Extract the whole listing as it stands. Do not include the pictures.

>> Start Data provided

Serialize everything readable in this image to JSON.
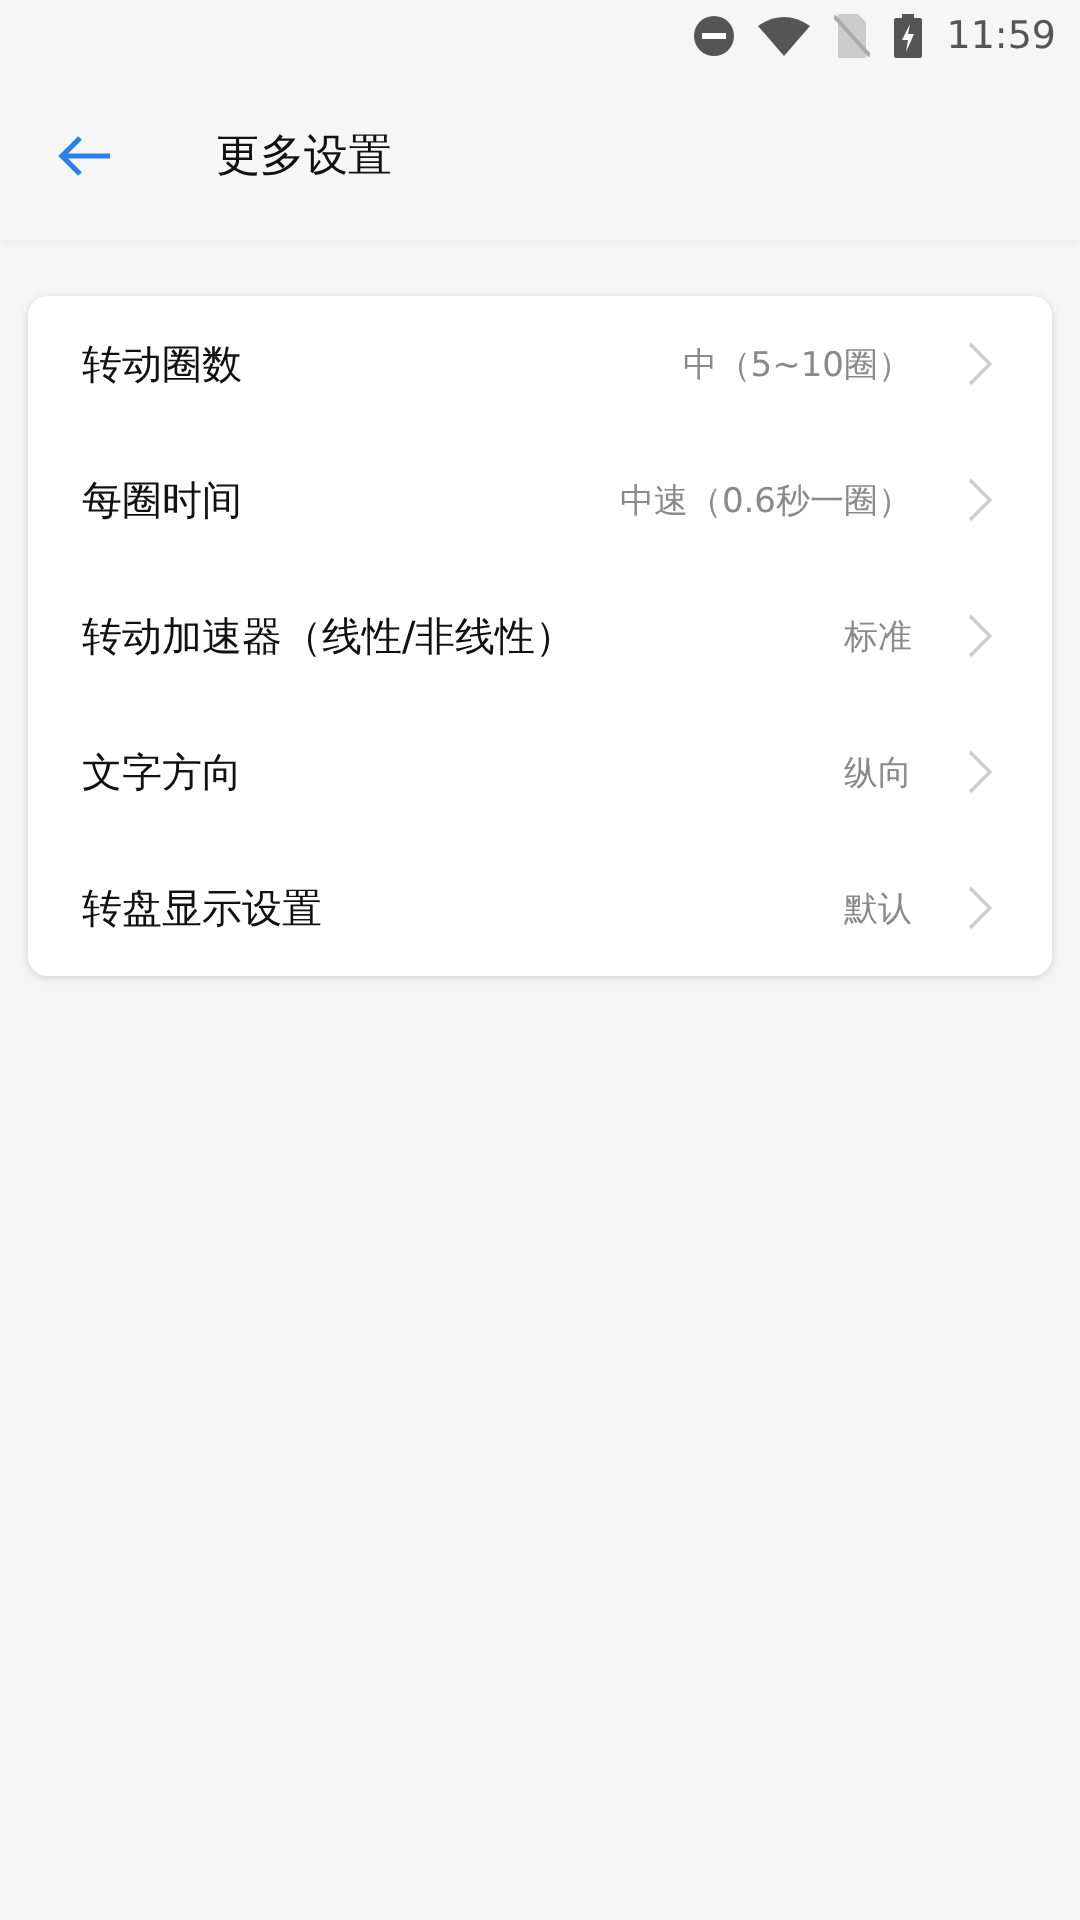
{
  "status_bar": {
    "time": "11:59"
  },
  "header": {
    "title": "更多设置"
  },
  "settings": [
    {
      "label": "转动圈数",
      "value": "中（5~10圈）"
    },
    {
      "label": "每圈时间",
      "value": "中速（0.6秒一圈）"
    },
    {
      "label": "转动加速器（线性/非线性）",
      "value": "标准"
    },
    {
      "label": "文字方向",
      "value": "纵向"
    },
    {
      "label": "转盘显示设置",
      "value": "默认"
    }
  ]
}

>> End Data provided

**Answer to this problem**:
Serialize everything readable in this image to JSON.
{
  "status_bar": {
    "time": "11:59"
  },
  "header": {
    "title": "更多设置"
  },
  "settings": [
    {
      "label": "转动圈数",
      "value": "中（5~10圈）"
    },
    {
      "label": "每圈时间",
      "value": "中速（0.6秒一圈）"
    },
    {
      "label": "转动加速器（线性/非线性）",
      "value": "标准"
    },
    {
      "label": "文字方向",
      "value": "纵向"
    },
    {
      "label": "转盘显示设置",
      "value": "默认"
    }
  ]
}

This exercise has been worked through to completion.